» Problem requirements
Reproduce all of the material exactly as shown.

» Source data
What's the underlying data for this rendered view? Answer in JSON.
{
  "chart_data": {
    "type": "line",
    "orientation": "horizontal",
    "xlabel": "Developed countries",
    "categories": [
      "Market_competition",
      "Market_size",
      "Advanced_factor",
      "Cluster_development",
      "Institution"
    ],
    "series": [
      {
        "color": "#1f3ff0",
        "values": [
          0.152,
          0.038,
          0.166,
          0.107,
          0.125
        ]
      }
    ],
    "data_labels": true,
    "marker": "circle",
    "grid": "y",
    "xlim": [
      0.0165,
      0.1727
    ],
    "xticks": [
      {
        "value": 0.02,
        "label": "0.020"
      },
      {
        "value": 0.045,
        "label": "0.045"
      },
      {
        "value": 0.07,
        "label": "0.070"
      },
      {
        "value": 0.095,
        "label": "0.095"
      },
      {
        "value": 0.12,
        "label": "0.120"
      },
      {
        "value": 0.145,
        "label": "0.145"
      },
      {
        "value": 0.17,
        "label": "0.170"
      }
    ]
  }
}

» The response
What's the underlying data for this rendered view? Answer in JSON.
{
  "chart_data": {
    "type": "line",
    "orientation": "horizontal",
    "xlabel": "Developed countries",
    "categories": [
      "Market_competition",
      "Market_size",
      "Advanced_factor",
      "Cluster_development",
      "Institution"
    ],
    "series": [
      {
        "color": "#1f3ff0",
        "values": [
          0.152,
          0.038,
          0.166,
          0.107,
          0.125
        ]
      }
    ],
    "data_labels": true,
    "marker": "circle",
    "grid": "y",
    "xlim": [
      0.0165,
      0.1727
    ],
    "xticks": [
      {
        "value": 0.02,
        "label": "0.020"
      },
      {
        "value": 0.045,
        "label": "0.045"
      },
      {
        "value": 0.07,
        "label": "0.070"
      },
      {
        "value": 0.095,
        "label": "0.095"
      },
      {
        "value": 0.12,
        "label": "0.120"
      },
      {
        "value": 0.145,
        "label": "0.145"
      },
      {
        "value": 0.17,
        "label": "0.170"
      }
    ]
  }
}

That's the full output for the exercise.